> _GIVEN REQUEST_: Gather the lines from the material that contain "Replacement".

# START OF SUPPLIED DATA

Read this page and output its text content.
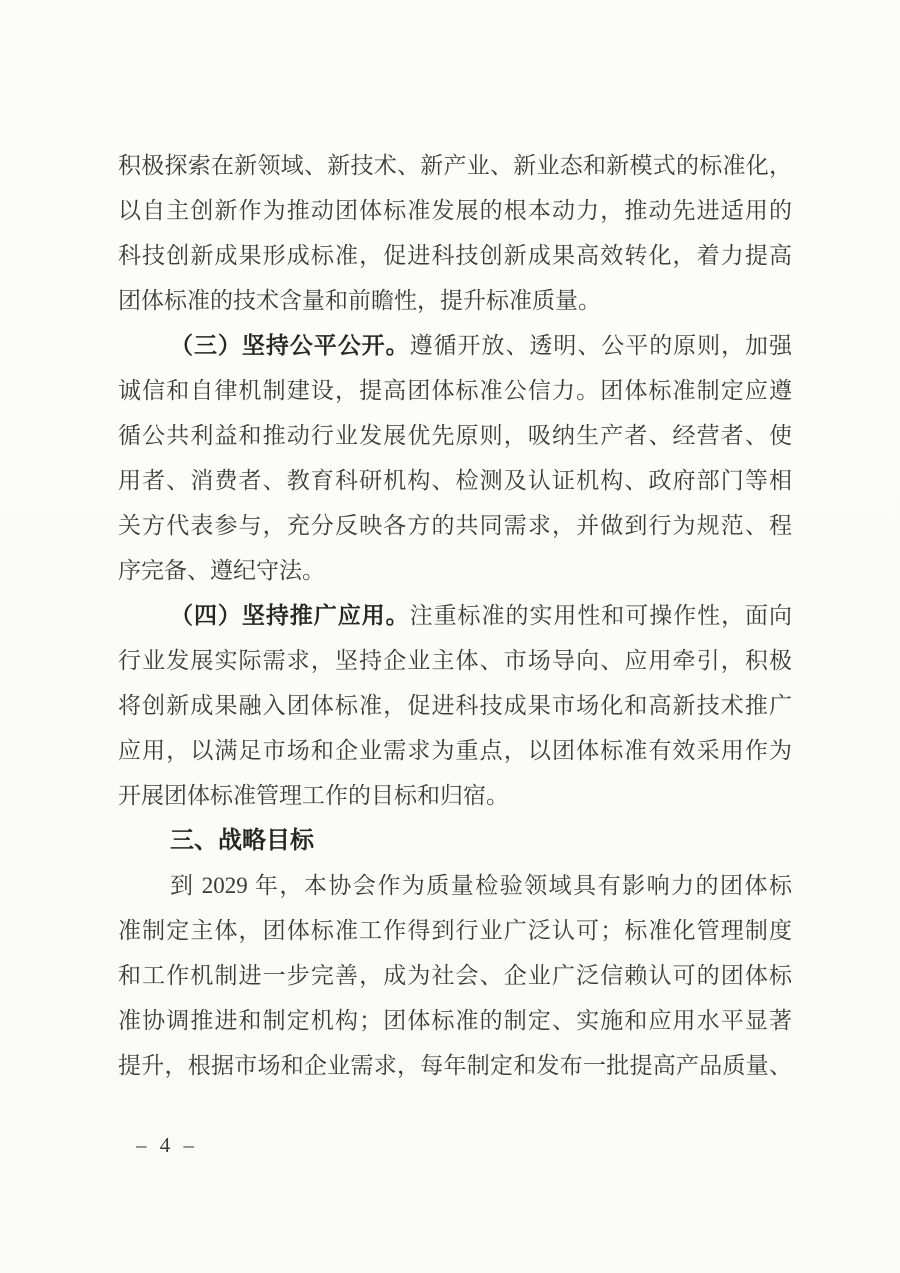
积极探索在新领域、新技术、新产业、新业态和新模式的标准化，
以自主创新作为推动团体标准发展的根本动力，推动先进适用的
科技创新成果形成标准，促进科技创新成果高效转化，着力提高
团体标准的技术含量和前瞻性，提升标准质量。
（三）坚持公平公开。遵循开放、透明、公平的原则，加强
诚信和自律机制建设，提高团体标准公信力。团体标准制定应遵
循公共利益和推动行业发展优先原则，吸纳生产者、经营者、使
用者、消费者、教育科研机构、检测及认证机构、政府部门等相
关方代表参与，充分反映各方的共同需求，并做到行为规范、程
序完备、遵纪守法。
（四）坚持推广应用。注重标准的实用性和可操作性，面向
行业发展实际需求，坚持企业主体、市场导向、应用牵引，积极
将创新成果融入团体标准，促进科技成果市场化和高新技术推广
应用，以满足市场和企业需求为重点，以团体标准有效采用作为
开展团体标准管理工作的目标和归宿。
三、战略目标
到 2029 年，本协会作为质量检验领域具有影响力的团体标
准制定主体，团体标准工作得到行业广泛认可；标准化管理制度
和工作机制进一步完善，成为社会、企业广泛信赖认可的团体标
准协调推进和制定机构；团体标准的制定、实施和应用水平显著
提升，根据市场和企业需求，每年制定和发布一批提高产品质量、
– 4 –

# END OF SUPPLIED DATA
# START OF SUPPLIED DATA

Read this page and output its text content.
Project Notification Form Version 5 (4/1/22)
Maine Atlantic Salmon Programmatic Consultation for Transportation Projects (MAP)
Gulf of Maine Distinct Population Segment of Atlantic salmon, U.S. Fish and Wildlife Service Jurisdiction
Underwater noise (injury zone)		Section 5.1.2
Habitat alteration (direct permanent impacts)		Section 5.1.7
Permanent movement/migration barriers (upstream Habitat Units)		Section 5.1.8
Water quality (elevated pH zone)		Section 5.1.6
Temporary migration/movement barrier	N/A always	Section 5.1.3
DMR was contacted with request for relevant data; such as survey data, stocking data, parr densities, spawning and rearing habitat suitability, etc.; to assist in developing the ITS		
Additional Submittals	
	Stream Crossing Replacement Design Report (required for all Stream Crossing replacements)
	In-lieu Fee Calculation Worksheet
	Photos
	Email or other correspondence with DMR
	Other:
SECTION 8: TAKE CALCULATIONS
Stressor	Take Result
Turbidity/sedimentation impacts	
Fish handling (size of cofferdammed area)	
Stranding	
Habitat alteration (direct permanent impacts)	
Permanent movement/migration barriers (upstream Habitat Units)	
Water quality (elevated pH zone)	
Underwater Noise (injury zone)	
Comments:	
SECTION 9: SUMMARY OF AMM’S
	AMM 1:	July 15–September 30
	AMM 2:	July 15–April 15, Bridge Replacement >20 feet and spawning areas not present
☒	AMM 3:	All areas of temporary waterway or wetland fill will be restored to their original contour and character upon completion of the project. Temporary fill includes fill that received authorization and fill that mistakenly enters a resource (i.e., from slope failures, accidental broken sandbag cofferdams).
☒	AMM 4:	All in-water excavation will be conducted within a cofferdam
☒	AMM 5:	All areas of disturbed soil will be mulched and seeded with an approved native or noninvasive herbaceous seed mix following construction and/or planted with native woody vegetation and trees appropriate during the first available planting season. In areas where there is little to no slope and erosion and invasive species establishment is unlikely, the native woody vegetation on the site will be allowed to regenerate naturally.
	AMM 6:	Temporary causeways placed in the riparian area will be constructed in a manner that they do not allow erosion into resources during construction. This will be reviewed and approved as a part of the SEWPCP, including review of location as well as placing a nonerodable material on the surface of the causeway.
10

# END OF SUPPLIED DATA

> _RIGHT ANSWER_:
	Stream Crossing Replacement Design Report (required for all Stream Crossing replacements)
	AMM 2:	July 15–April 15, Bridge Replacement >20 feet and spawning areas not present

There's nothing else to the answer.